Instructions for the task
Pick out the lines in the listing below that contain the word "JSON" and copy them.

########

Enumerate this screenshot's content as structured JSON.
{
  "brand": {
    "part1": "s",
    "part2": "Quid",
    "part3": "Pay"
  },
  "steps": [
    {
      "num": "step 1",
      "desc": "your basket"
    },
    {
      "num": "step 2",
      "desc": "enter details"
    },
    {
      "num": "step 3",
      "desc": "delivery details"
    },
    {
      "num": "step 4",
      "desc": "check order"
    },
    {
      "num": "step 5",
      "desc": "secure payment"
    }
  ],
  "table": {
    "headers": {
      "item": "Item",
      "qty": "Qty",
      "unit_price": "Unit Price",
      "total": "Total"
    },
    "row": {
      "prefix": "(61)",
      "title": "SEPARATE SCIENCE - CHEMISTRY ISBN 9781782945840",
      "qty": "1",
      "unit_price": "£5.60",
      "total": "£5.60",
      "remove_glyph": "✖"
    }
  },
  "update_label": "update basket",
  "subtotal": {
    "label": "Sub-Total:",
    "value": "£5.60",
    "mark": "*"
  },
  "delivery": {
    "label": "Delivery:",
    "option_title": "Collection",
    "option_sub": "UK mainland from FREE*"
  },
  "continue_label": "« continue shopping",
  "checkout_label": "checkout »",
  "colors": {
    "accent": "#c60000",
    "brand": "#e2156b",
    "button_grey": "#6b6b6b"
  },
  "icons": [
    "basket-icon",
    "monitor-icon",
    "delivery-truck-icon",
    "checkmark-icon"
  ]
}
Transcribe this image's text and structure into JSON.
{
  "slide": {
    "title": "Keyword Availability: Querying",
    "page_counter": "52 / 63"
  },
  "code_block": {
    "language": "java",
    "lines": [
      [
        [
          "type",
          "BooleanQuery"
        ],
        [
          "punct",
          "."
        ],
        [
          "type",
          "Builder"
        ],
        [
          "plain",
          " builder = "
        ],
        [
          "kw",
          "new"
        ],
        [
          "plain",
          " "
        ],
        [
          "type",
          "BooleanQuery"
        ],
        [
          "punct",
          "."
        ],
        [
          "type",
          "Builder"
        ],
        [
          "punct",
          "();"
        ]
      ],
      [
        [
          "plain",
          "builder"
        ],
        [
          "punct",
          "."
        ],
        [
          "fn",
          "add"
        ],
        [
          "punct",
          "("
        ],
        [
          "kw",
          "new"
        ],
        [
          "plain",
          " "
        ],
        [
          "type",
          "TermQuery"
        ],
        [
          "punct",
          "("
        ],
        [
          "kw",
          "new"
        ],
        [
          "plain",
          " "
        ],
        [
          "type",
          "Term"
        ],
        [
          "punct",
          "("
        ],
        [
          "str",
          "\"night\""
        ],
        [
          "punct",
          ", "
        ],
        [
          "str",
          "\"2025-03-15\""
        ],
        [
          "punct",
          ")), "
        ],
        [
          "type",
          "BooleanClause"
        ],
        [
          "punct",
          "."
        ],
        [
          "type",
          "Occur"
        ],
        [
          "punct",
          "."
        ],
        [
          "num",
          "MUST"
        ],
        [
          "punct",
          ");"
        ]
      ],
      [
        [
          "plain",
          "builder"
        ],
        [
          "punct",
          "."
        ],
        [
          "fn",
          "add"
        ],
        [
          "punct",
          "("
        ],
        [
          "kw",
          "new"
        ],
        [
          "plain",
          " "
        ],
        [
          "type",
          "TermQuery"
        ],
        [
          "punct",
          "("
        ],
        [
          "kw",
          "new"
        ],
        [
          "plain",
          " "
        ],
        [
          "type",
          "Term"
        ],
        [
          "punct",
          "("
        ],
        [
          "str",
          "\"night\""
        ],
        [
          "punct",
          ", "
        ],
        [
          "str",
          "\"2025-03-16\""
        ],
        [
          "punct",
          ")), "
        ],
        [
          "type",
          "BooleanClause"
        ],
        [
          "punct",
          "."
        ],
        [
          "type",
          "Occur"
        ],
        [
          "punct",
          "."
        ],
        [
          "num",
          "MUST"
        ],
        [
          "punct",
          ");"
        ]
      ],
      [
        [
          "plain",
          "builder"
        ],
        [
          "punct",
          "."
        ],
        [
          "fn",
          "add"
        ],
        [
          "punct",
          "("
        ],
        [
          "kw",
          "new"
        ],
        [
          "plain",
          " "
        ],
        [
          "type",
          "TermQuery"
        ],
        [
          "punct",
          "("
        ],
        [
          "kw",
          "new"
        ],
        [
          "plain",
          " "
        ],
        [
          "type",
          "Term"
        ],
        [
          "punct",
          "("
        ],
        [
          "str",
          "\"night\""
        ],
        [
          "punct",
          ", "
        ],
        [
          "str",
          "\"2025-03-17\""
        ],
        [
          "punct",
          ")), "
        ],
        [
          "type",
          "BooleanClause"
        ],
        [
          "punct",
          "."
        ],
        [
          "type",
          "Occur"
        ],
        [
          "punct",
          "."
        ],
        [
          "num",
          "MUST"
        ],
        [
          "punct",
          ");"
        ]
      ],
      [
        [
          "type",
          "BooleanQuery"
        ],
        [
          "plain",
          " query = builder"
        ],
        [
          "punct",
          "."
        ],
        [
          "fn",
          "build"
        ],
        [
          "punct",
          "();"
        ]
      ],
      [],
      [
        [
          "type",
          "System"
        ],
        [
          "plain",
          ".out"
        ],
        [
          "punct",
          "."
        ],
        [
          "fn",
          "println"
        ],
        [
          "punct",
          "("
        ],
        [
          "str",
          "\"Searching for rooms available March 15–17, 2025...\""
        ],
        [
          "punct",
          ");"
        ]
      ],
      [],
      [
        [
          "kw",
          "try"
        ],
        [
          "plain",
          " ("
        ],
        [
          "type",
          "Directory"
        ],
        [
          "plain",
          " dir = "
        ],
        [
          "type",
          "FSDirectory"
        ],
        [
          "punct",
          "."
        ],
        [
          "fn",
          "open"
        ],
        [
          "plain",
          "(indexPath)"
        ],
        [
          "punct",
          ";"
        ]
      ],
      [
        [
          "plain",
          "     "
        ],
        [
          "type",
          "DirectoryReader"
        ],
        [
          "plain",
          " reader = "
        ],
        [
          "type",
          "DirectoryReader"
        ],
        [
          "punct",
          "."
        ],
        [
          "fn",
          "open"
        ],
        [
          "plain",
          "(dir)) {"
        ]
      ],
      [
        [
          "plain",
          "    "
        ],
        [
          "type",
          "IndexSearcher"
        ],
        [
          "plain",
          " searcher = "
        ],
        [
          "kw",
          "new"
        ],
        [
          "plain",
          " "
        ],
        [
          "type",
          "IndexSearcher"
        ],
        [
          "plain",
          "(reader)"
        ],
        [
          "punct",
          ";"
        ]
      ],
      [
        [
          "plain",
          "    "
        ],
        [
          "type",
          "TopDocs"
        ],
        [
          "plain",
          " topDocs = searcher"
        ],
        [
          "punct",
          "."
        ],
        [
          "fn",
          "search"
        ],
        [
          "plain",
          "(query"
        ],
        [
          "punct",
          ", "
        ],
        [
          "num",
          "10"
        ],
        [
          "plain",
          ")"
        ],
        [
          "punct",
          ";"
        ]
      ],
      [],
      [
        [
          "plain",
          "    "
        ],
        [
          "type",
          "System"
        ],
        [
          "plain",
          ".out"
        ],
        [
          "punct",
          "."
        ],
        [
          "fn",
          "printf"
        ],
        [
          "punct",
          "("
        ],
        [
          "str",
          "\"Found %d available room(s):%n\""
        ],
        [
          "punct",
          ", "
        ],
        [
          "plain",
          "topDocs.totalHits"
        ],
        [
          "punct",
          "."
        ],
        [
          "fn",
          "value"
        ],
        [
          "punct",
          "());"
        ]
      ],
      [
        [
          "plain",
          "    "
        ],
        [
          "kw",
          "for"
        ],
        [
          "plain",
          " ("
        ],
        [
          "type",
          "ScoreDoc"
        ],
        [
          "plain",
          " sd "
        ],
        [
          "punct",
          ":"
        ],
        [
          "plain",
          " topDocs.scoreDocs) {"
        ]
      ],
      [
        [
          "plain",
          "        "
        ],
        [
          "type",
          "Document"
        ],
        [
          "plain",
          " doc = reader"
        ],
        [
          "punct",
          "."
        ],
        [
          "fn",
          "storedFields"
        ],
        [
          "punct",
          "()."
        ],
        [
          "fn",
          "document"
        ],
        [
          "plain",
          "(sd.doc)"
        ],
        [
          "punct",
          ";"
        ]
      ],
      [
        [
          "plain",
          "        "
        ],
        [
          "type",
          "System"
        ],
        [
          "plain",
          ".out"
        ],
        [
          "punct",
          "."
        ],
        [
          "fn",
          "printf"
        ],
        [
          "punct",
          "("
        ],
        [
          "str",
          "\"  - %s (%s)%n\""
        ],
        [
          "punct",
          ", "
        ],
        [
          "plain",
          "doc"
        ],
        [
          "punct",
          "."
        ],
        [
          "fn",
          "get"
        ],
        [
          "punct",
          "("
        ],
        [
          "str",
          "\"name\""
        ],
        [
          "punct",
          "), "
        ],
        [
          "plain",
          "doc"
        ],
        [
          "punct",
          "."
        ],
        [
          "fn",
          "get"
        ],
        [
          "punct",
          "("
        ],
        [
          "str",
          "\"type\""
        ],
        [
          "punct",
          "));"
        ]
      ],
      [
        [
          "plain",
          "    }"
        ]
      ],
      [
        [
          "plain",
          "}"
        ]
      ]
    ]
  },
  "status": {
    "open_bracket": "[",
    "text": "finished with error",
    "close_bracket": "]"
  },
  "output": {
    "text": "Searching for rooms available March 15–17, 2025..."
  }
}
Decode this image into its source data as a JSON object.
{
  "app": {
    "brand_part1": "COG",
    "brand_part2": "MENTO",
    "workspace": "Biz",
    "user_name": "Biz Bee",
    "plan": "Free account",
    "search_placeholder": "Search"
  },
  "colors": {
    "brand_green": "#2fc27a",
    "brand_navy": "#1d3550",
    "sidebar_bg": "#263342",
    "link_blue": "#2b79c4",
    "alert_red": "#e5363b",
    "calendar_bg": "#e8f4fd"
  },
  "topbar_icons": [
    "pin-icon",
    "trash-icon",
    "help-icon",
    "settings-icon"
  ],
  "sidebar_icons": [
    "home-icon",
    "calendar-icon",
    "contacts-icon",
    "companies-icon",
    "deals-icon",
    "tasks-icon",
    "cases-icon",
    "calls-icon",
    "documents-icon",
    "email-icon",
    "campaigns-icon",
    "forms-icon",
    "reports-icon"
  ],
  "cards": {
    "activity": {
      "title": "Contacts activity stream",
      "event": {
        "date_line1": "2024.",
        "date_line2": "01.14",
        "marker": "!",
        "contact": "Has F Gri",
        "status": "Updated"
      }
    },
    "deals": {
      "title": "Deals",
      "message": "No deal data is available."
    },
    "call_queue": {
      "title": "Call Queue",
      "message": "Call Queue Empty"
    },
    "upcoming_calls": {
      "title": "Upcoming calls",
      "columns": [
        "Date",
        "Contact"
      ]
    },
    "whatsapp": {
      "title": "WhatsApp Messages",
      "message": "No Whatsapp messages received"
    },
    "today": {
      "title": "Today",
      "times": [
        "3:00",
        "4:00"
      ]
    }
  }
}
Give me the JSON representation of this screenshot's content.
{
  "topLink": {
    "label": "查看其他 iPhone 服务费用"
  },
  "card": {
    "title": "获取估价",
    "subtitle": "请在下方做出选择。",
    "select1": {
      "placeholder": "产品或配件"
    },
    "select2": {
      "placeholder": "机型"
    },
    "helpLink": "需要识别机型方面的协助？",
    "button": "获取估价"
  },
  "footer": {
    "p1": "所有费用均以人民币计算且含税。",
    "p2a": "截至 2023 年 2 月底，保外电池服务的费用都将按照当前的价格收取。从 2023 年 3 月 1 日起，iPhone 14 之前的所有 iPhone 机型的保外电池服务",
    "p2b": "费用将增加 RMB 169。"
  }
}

########

Output
Enumerate this screenshot's content as structured JSON.
Transcribe this image's text and structure into JSON.
Decode this image into its source data as a JSON object.
Give me the JSON representation of this screenshot's content.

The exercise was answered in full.